THE PROBLEM: Return a copy of every line in the records that includes the word "name".

[Data entries]
# # #
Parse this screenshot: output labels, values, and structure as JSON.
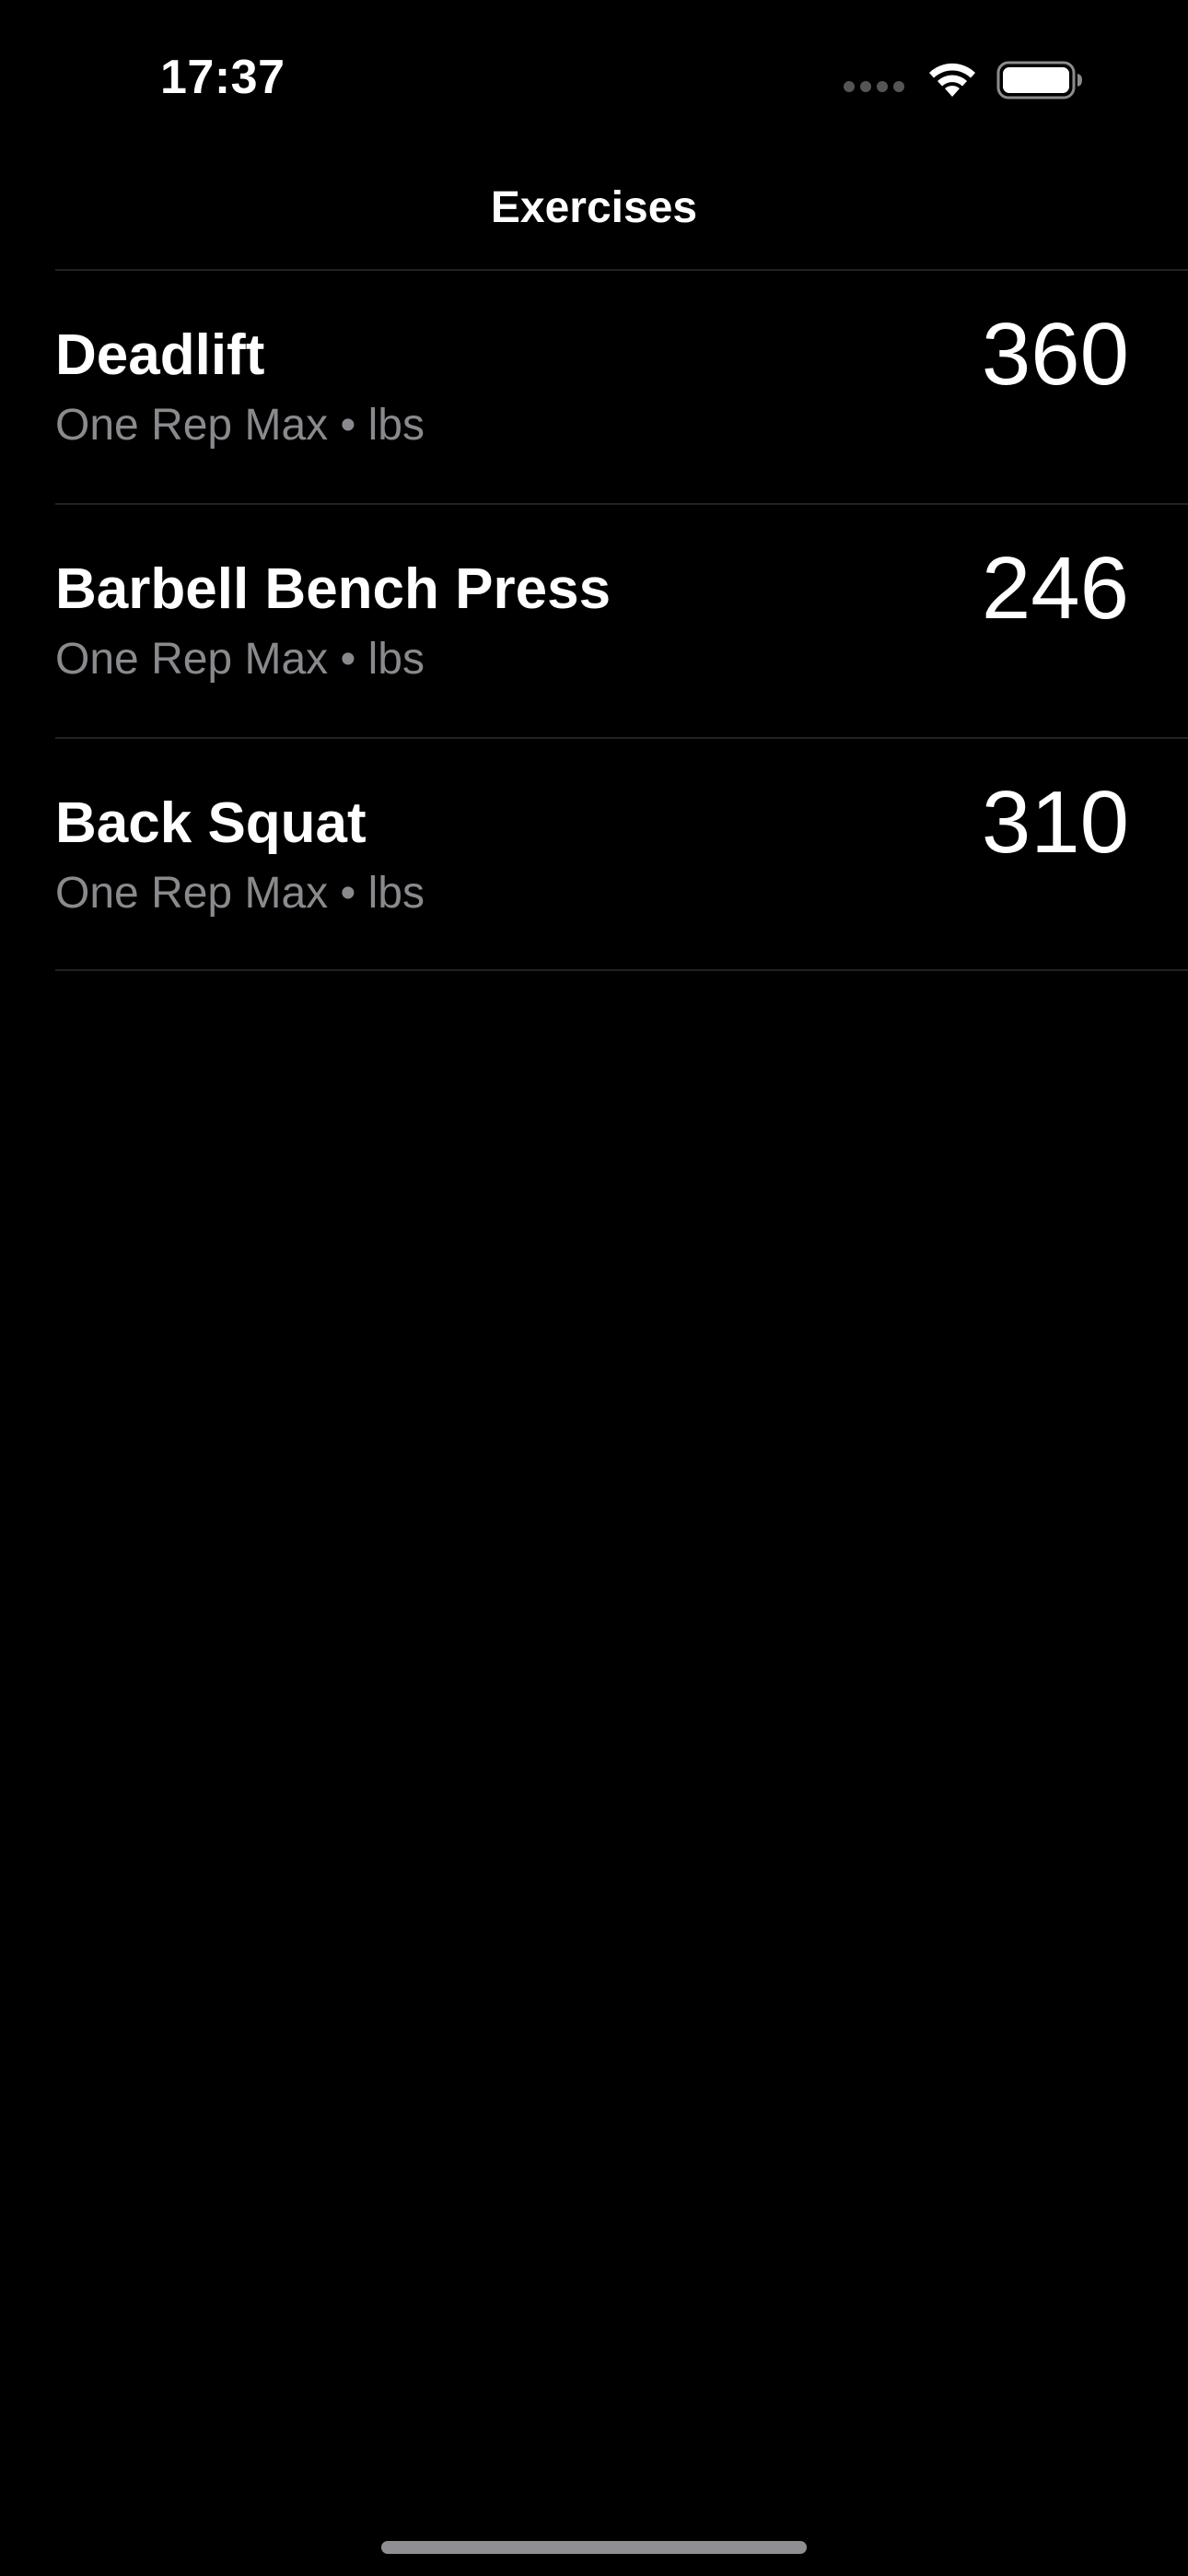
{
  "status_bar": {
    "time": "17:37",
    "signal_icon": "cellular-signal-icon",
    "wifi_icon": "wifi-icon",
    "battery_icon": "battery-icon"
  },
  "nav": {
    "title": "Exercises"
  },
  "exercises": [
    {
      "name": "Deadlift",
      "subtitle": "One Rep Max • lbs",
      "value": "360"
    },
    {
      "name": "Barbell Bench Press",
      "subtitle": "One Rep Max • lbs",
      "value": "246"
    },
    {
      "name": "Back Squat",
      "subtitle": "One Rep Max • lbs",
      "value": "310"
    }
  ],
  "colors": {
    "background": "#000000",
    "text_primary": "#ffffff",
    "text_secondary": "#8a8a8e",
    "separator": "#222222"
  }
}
# # #
COMPLETED TASK:
      "name": "Deadlift",
      "name": "Barbell Bench Press",
      "name": "Back Squat",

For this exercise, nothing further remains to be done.